[Dataset entries]
=-=-=-=-=
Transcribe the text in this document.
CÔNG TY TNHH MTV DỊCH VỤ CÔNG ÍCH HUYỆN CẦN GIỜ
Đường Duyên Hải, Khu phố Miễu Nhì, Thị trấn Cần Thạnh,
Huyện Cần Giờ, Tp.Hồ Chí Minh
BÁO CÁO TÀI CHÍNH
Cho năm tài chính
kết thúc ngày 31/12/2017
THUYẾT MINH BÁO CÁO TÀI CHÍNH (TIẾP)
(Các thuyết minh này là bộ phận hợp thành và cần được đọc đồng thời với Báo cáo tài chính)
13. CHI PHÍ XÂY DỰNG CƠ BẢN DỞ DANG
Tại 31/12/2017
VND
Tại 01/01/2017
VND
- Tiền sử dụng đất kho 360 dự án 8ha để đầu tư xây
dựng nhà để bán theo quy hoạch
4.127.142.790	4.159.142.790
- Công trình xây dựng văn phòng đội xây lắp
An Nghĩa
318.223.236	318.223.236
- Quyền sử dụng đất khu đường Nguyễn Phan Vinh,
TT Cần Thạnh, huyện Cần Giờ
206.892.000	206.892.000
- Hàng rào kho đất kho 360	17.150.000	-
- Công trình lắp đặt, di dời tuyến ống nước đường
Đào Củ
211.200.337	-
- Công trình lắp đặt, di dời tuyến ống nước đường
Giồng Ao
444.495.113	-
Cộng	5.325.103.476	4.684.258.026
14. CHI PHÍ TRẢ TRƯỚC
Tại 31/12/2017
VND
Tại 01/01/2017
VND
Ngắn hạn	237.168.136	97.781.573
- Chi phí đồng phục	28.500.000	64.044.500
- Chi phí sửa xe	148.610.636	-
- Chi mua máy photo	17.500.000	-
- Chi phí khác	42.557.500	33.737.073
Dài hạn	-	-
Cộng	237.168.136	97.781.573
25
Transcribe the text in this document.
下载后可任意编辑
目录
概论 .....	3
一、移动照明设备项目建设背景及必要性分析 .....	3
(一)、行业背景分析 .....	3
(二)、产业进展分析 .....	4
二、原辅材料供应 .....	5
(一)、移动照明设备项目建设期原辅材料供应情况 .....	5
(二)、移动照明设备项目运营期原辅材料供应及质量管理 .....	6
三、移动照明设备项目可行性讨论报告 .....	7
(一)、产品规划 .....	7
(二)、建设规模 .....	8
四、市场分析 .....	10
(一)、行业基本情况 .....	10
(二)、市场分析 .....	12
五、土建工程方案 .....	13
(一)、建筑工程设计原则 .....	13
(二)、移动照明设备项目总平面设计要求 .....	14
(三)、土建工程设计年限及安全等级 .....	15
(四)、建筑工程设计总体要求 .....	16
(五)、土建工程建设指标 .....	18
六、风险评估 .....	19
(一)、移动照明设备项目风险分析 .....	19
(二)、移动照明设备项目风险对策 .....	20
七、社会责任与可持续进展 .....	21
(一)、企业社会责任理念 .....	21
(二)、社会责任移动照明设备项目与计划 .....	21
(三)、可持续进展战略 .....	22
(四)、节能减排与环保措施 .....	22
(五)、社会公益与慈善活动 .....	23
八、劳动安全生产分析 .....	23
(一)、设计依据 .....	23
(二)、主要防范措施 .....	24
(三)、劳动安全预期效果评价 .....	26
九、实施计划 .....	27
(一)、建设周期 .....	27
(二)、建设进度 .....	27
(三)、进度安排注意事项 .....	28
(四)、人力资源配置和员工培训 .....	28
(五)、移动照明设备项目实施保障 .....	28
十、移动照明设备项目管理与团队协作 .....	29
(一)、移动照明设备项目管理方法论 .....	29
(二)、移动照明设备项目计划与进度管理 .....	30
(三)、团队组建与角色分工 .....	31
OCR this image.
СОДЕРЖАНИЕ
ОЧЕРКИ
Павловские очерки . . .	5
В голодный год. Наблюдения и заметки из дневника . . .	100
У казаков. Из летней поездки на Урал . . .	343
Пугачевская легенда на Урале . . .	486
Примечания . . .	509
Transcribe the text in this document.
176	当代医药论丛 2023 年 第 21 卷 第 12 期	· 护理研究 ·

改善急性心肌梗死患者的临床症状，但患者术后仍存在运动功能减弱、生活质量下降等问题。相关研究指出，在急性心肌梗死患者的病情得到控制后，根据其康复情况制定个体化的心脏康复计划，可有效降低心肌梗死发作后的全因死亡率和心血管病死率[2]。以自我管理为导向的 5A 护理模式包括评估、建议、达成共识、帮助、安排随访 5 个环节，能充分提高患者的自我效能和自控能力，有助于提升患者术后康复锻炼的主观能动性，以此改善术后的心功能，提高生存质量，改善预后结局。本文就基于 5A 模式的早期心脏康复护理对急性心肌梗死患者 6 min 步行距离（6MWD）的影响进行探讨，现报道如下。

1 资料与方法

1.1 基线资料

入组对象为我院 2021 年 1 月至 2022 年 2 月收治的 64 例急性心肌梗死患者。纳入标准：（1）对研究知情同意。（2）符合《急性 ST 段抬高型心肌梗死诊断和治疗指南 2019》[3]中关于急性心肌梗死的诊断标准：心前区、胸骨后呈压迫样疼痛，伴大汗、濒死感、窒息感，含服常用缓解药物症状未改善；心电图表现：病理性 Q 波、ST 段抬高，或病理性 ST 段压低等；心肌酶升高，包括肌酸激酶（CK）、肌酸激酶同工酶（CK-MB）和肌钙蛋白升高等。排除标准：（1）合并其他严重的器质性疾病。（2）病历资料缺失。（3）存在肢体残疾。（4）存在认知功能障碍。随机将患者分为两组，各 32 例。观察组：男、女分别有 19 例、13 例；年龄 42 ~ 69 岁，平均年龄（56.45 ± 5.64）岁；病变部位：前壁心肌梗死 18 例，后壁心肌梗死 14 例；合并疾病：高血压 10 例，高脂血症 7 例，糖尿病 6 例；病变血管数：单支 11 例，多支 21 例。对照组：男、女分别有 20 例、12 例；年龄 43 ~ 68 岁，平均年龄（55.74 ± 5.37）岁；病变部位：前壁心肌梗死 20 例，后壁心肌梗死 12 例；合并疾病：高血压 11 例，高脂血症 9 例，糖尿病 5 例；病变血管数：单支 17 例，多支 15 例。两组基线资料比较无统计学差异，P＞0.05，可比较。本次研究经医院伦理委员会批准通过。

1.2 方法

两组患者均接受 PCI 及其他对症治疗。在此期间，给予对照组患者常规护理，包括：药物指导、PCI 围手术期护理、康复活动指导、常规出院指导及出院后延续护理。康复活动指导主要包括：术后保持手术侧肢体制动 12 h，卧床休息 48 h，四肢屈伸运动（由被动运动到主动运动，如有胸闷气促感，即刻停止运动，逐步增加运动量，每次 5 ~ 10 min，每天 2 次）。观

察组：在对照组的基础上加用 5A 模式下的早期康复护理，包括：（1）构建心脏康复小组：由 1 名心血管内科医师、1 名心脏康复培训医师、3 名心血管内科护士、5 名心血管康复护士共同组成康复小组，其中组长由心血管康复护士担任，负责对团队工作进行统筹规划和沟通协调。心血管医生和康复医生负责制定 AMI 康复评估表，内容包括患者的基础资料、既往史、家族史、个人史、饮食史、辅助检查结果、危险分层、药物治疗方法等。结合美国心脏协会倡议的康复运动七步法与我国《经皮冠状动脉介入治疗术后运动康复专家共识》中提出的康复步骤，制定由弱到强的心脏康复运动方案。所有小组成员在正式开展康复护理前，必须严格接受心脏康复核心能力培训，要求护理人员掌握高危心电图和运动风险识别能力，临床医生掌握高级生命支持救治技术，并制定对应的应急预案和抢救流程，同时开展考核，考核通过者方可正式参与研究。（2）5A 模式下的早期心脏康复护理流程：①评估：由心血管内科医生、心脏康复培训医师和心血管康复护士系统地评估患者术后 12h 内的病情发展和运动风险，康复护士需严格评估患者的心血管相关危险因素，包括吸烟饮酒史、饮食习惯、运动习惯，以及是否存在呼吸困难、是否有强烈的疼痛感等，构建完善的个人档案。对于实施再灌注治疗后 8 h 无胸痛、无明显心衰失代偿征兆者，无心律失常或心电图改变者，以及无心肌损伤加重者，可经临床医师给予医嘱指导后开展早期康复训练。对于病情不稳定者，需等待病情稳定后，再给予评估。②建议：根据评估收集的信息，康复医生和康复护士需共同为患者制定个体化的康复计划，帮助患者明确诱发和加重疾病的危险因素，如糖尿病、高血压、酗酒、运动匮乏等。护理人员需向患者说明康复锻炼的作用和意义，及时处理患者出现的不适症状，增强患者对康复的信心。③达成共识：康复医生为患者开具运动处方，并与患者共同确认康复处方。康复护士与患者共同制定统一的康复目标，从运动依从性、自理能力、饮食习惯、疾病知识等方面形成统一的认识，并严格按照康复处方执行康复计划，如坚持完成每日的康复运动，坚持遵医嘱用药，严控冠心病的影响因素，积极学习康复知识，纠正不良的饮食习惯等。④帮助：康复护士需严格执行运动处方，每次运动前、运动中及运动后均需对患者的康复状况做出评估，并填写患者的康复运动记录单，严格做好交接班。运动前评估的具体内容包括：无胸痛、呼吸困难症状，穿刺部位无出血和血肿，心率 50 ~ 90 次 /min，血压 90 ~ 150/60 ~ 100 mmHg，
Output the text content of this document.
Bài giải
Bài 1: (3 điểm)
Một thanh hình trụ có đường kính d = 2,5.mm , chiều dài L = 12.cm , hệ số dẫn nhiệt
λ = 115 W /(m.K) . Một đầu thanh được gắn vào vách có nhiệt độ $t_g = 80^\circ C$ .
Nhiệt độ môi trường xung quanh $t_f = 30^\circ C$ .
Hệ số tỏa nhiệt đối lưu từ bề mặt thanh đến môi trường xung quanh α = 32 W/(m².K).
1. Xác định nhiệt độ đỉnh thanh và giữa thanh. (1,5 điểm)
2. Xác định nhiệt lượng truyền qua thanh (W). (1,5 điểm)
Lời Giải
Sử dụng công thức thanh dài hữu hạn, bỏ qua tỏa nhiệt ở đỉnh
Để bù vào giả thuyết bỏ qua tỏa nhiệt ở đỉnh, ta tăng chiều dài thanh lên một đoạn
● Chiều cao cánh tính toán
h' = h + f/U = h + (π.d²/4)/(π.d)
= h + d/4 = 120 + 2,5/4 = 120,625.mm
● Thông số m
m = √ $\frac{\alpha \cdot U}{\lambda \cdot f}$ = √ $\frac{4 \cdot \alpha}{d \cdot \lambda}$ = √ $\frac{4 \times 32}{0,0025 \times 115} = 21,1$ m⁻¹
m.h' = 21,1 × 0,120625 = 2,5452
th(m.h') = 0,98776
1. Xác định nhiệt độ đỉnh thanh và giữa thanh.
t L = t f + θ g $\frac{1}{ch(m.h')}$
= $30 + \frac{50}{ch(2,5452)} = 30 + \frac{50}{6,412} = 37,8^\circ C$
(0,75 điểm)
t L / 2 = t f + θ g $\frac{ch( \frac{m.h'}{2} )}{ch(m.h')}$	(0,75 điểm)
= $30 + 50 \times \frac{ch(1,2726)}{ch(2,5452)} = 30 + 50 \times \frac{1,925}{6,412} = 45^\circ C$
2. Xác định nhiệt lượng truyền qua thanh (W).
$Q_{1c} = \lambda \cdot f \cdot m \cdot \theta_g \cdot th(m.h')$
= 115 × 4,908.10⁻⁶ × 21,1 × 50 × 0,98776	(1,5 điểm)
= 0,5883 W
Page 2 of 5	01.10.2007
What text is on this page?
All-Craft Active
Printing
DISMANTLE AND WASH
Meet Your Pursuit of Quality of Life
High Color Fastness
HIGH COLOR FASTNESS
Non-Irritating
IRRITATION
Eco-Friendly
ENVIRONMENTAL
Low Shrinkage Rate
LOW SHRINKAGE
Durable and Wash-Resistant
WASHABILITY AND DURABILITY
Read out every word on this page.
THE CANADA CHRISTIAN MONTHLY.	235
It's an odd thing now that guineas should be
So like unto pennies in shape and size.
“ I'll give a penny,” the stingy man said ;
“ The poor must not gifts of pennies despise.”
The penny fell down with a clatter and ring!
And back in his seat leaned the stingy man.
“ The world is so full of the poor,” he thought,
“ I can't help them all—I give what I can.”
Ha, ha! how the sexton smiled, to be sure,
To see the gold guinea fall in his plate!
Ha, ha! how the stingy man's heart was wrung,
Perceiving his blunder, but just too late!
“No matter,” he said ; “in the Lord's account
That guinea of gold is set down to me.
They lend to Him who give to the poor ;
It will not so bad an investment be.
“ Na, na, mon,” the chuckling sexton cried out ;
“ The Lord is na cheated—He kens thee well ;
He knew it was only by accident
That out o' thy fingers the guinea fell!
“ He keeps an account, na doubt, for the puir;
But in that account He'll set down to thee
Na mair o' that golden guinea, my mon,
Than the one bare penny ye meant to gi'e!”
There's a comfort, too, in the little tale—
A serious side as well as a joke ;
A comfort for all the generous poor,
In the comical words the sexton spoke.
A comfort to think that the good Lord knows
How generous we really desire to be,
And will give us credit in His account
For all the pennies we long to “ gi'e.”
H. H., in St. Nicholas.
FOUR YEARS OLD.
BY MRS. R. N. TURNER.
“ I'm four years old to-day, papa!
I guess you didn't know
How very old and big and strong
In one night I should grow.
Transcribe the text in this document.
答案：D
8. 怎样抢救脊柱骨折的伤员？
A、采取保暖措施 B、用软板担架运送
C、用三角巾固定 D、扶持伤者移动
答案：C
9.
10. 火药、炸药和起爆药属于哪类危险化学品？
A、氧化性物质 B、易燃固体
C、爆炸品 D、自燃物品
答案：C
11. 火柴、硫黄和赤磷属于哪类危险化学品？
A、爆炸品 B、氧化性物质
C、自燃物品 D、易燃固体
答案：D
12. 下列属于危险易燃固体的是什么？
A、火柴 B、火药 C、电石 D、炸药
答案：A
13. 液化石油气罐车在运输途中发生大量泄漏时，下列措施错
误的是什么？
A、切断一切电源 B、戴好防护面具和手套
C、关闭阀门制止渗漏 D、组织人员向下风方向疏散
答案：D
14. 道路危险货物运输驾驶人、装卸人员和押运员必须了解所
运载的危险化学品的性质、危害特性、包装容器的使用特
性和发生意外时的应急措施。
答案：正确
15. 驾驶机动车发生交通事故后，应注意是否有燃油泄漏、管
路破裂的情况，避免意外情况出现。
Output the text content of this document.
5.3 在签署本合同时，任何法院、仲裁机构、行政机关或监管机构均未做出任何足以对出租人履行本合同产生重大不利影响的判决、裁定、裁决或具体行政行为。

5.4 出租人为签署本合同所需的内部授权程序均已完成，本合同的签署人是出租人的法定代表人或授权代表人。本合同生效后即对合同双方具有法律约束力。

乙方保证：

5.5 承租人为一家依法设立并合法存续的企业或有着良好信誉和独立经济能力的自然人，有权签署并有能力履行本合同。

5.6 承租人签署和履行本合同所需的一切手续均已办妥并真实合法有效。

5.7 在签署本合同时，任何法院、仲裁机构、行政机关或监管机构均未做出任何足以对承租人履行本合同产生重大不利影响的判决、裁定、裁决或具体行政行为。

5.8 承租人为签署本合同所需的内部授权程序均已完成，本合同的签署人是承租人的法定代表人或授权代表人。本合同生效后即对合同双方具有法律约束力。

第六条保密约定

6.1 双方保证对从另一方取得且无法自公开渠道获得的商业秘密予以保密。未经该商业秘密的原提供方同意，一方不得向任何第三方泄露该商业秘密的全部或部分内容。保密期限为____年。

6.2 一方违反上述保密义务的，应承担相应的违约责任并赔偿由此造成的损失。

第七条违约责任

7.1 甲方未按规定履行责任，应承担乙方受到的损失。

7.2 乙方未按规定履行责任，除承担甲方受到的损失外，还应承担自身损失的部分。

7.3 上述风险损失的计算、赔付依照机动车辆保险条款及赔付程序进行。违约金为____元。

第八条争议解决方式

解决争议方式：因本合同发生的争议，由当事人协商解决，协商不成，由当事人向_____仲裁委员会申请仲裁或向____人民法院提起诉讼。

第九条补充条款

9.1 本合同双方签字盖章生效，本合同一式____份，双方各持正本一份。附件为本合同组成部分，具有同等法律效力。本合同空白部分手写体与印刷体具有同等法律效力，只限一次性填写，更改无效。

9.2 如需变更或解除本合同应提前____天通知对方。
=-=-=-=-=
CHALLENGE
Copy every line of the records above that holds the word "任何法院".

SOLUTION
5.3 在签署本合同时，任何法院、仲裁机构、行政机关或监管机构均未做出任何足以对出租人履行本合同产生重大不利影响的判决、裁定、裁决或具体行政行为。
5.7 在签署本合同时，任何法院、仲裁机构、行政机关或监管机构均未做出任何足以对承租人履行本合同产生重大不利影响的判决、裁定、裁决或具体行政行为。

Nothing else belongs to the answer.